## Instruction
Repeat what the lines below say, word for word, and skip every image.

## Stored data entries
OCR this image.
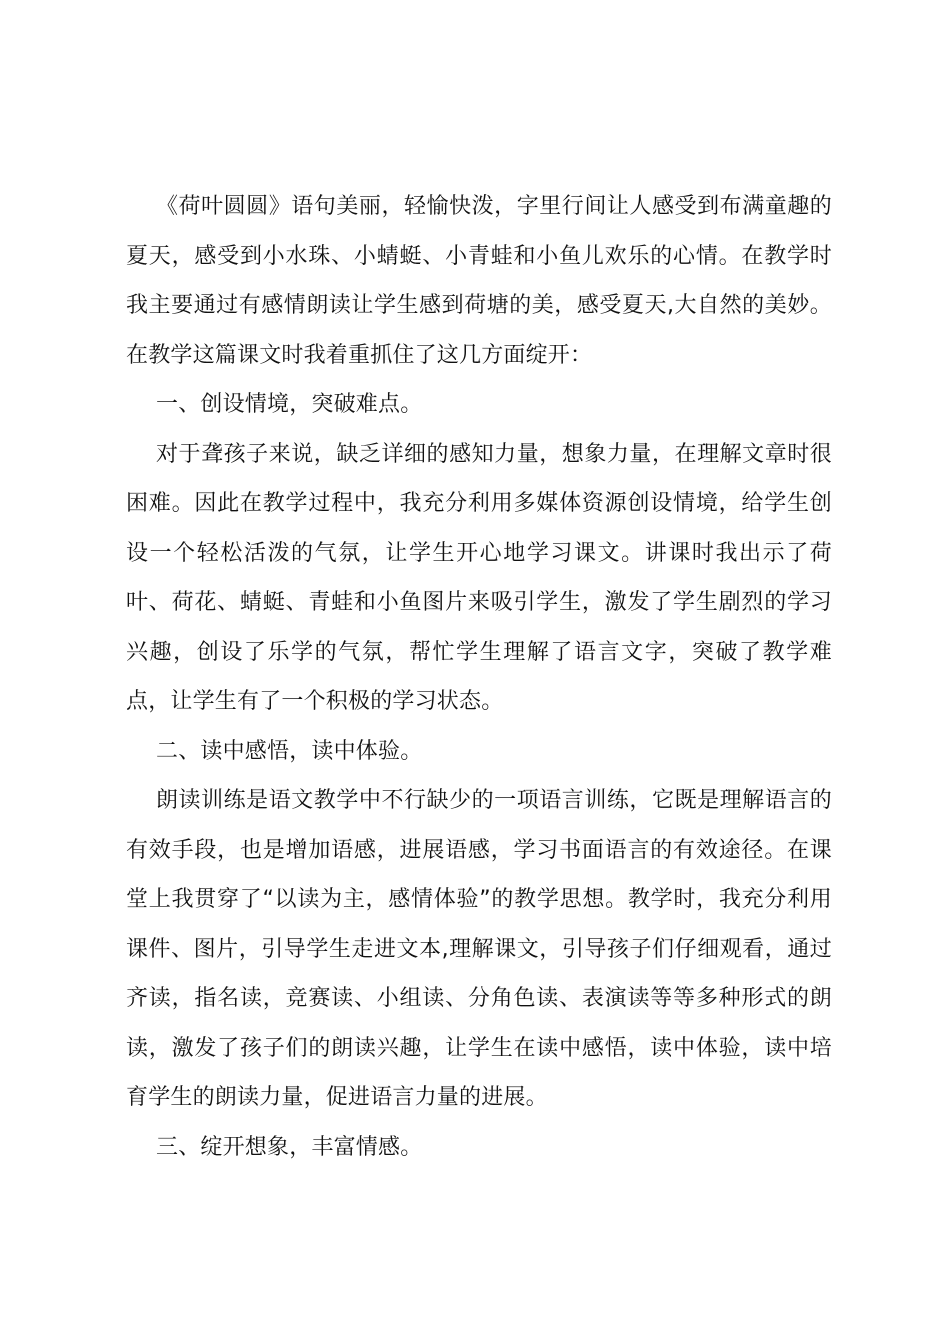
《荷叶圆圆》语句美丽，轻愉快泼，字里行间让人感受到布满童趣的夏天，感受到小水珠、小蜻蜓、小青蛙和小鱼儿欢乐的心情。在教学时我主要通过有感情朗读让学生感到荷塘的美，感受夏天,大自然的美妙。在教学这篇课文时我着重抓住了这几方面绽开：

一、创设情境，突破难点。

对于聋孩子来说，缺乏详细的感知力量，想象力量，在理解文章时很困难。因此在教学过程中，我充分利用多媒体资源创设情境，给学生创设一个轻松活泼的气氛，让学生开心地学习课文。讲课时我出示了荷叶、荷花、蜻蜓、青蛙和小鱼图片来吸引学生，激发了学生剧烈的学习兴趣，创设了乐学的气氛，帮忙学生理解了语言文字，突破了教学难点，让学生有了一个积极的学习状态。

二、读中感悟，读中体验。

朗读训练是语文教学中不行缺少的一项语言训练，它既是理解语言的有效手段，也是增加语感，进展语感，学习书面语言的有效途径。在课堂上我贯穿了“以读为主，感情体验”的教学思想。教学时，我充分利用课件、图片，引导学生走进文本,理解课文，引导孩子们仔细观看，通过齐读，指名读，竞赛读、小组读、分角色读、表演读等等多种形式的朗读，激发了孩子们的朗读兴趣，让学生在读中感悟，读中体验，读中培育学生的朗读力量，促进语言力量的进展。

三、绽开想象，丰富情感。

## Full output
OCR this image.
《荷叶圆圆》语句美丽，轻愉快泼，字里行间让人感受到布满童趣的夏天，感受到小水珠、小蜻蜓、小青蛙和小鱼儿欢乐的心情。在教学时我主要通过有感情朗读让学生感到荷塘的美，感受夏天,大自然的美妙。在教学这篇课文时我着重抓住了这几方面绽开：

一、创设情境，突破难点。

对于聋孩子来说，缺乏详细的感知力量，想象力量，在理解文章时很困难。因此在教学过程中，我充分利用多媒体资源创设情境，给学生创设一个轻松活泼的气氛，让学生开心地学习课文。讲课时我出示了荷叶、荷花、蜻蜓、青蛙和小鱼图片来吸引学生，激发了学生剧烈的学习兴趣，创设了乐学的气氛，帮忙学生理解了语言文字，突破了教学难点，让学生有了一个积极的学习状态。

二、读中感悟，读中体验。

朗读训练是语文教学中不行缺少的一项语言训练，它既是理解语言的有效手段，也是增加语感，进展语感，学习书面语言的有效途径。在课堂上我贯穿了“以读为主，感情体验”的教学思想。教学时，我充分利用课件、图片，引导学生走进文本,理解课文，引导孩子们仔细观看，通过齐读，指名读，竞赛读、小组读、分角色读、表演读等等多种形式的朗读，激发了孩子们的朗读兴趣，让学生在读中感悟，读中体验，读中培育学生的朗读力量，促进语言力量的进展。

三、绽开想象，丰富情感。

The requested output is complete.